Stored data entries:
┄┄┄┄┄┄┄┄┄┄

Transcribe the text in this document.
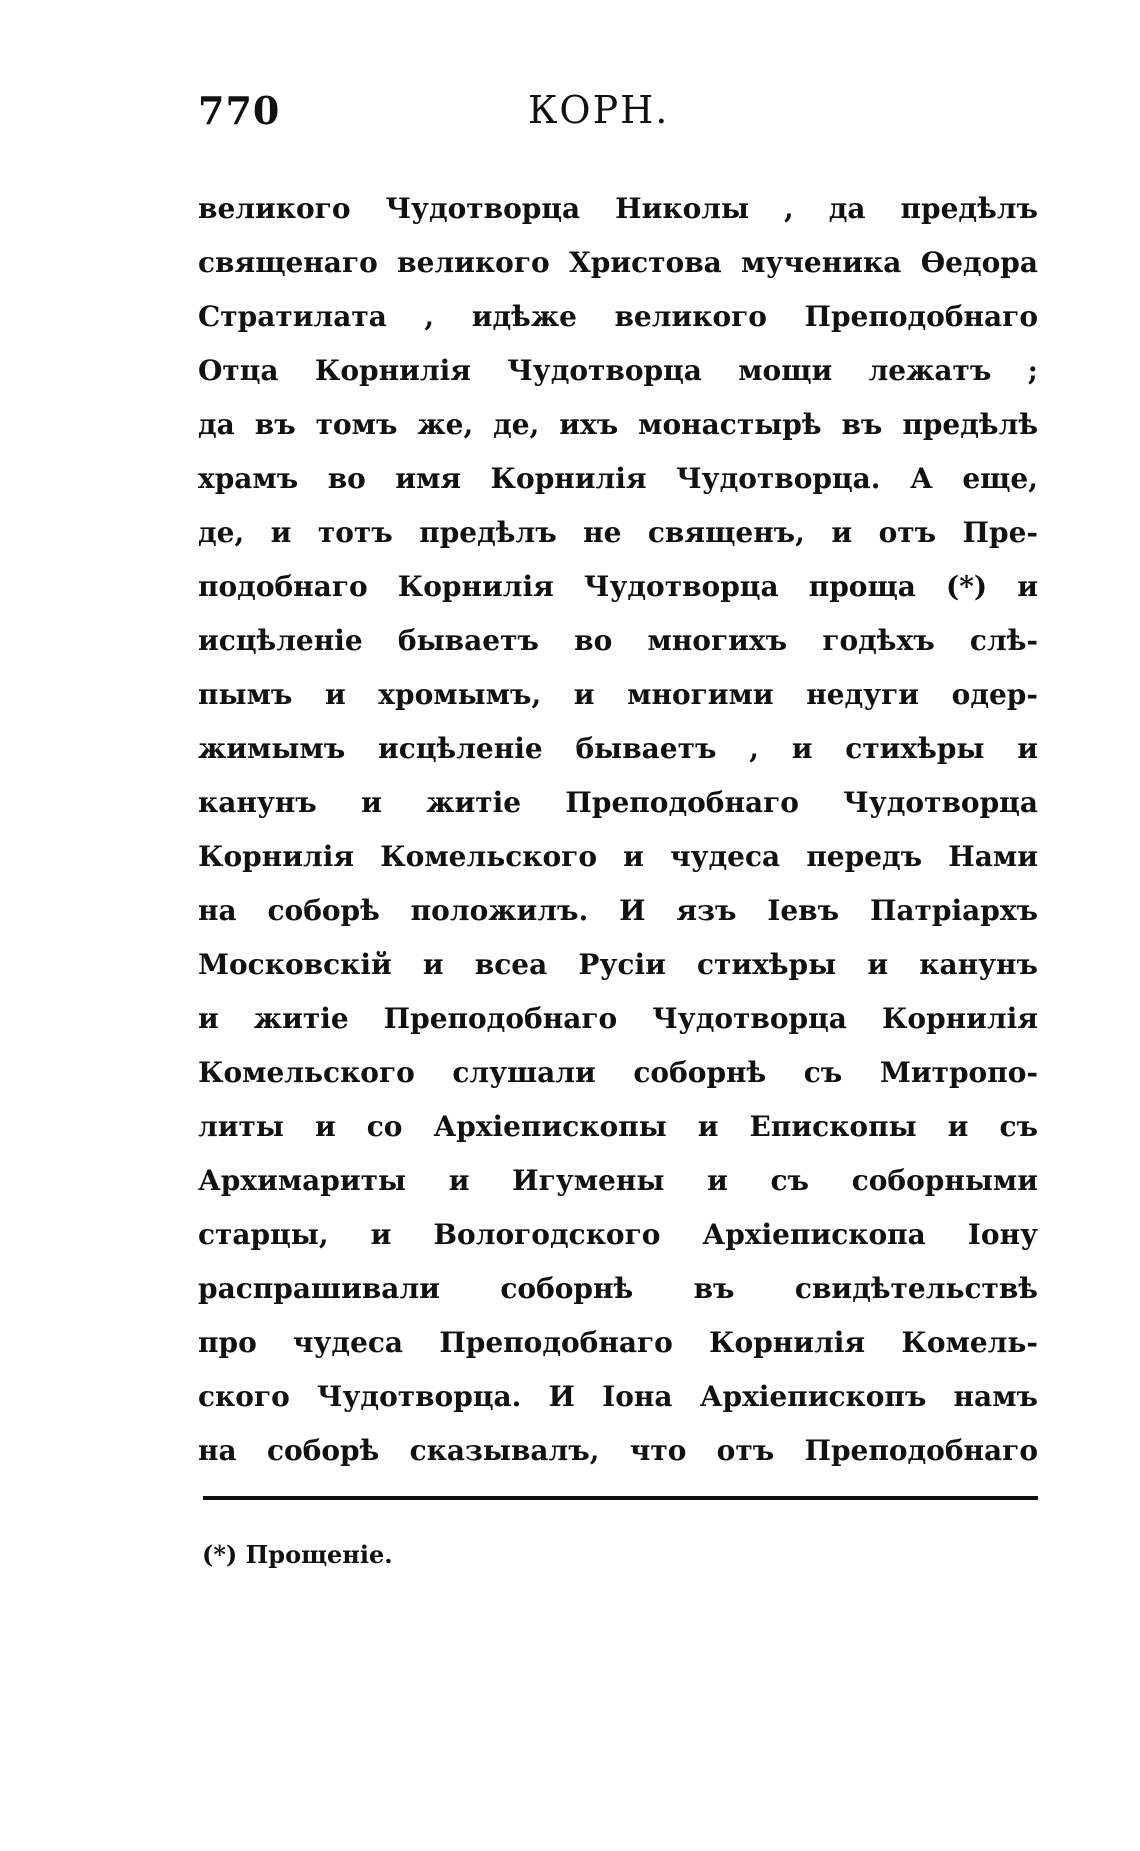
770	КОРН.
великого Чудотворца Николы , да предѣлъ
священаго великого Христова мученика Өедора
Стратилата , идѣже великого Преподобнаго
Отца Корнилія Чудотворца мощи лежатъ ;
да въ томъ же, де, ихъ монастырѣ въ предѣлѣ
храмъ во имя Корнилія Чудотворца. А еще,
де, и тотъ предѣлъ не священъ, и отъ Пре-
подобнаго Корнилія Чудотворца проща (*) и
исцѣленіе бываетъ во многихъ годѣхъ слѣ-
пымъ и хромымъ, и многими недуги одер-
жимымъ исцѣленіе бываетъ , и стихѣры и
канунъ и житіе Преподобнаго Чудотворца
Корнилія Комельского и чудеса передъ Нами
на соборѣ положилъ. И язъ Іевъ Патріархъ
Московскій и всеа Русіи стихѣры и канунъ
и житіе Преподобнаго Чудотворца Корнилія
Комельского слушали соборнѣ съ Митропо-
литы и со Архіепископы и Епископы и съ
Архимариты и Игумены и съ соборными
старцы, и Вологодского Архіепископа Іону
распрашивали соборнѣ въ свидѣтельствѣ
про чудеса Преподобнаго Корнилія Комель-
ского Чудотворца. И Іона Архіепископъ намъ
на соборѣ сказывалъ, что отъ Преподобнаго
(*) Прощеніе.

┄┄┄┄┄┄┄┄┄┄

GIVEN TASK >> Reproduce every entry word for word, but omit the pictures.

FINAL RESULT >>
Transcribe the text in this document.
770	КОРН.
великого Чудотворца Николы , да предѣлъ
священаго великого Христова мученика Өедора
Стратилата , идѣже великого Преподобнаго
Отца Корнилія Чудотворца мощи лежатъ ;
да въ томъ же, де, ихъ монастырѣ въ предѣлѣ
храмъ во имя Корнилія Чудотворца. А еще,
де, и тотъ предѣлъ не священъ, и отъ Пре-
подобнаго Корнилія Чудотворца проща (*) и
исцѣленіе бываетъ во многихъ годѣхъ слѣ-
пымъ и хромымъ, и многими недуги одер-
жимымъ исцѣленіе бываетъ , и стихѣры и
канунъ и житіе Преподобнаго Чудотворца
Корнилія Комельского и чудеса передъ Нами
на соборѣ положилъ. И язъ Іевъ Патріархъ
Московскій и всеа Русіи стихѣры и канунъ
и житіе Преподобнаго Чудотворца Корнилія
Комельского слушали соборнѣ съ Митропо-
литы и со Архіепископы и Епископы и съ
Архимариты и Игумены и съ соборными
старцы, и Вологодского Архіепископа Іону
распрашивали соборнѣ въ свидѣтельствѣ
про чудеса Преподобнаго Корнилія Комель-
ского Чудотворца. И Іона Архіепископъ намъ
на соборѣ сказывалъ, что отъ Преподобнаго
(*) Прощеніе.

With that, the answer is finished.